+++ EXCERPT TO READ

If the pressure were infinite, the spring wouldn't move at all. In fact it would move backwards.

The solution to the problem requires solving a differential equation. Someone suggested that the air could be treated as incompressible. I doubt that is true. In order to get velocities in the range of half the speed of sound, significant pressure will be required. Even a pressure as little as 15psi would compress the air to half its volume.

I'm not familiar with the details of the physics involved, but my guess is that the problem requires solving a non-linear differential equation that has no analytic solution. That means there is no simple formula that can be applied.

Ken

This is going to be used in building a bolt action airsoft gun.

It fires a 6mm sphere, that weighs about .2 grams.

I need to generate enough pressure to move it at around 500-550 fps.

Just to make sure I'm understanding this correctly: We have a spring pushing a piston in a .5 inch bore of 1.5 inch length compressing air which will exit a 3mm dia. orifice at the end of the bore to drive a 6mm x .2gm spherical projectile out of a 6mm+ dia. muzzle of unknown length.
We've got the projectile size and weight and the muzzle velocity and the dimensions of the air chamber. Do you have an intended muzzle length? With the muzzle length we can calculate the force necessary to push the ball at 500 fps. Then we can calculate the spring requirement and finally determine what might be going on in the compression chamber.

Chris

As Chris said, I think we need some more details such as is this thing is completely manual? i.e. no miniature compressed air cyl? I am assuming that's the case and that you are going to have some kind of built in mechanism to recoil the spring and lock it in position ready for release by the trigger mechanism.

++++++
+++ DATASET ENTRIES

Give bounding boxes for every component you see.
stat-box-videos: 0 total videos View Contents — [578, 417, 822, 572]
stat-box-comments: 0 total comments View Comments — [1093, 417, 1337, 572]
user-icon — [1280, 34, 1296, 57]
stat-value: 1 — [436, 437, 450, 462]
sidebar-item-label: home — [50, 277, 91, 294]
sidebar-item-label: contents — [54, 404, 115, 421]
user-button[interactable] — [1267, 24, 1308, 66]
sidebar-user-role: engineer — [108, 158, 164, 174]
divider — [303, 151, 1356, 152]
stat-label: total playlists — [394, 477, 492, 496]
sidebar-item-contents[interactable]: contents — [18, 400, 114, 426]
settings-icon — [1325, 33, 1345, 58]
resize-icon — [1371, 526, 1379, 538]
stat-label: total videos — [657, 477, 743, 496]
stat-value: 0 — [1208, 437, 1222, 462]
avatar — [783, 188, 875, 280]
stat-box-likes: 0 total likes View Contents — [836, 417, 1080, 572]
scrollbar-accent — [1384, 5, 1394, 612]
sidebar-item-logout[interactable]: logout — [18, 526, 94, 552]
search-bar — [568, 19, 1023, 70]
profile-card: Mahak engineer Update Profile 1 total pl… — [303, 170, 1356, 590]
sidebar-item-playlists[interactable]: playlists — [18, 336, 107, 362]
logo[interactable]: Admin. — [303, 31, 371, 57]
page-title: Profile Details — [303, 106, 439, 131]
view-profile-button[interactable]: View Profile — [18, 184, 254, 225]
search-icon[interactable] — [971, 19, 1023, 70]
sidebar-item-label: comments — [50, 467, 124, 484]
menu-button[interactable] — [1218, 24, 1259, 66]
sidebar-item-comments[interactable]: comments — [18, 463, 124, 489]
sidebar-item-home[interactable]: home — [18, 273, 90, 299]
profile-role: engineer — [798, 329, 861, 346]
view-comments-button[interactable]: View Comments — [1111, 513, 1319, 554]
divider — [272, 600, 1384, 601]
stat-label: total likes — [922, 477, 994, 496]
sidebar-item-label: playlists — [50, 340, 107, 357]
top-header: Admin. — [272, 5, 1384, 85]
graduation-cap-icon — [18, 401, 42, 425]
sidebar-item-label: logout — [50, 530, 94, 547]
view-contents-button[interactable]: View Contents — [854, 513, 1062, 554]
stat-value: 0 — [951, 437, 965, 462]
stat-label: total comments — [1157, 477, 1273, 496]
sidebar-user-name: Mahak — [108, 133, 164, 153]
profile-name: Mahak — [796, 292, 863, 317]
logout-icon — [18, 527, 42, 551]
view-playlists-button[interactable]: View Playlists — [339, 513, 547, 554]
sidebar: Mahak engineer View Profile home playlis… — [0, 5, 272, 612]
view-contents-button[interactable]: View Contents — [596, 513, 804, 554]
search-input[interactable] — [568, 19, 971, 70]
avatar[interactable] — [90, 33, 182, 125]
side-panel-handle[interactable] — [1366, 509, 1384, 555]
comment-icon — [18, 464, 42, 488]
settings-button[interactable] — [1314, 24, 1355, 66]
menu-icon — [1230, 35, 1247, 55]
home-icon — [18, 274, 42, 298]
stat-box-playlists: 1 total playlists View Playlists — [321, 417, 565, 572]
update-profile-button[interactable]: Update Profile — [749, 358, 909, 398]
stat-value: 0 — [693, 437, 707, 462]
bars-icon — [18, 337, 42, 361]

++++++

> **THE EXERCISE**:
In the forum thread about the airsoft gun, what speed does the builder want the projectile to reach?

> **CORRECT ANSWER**:
Around 500-550 fps.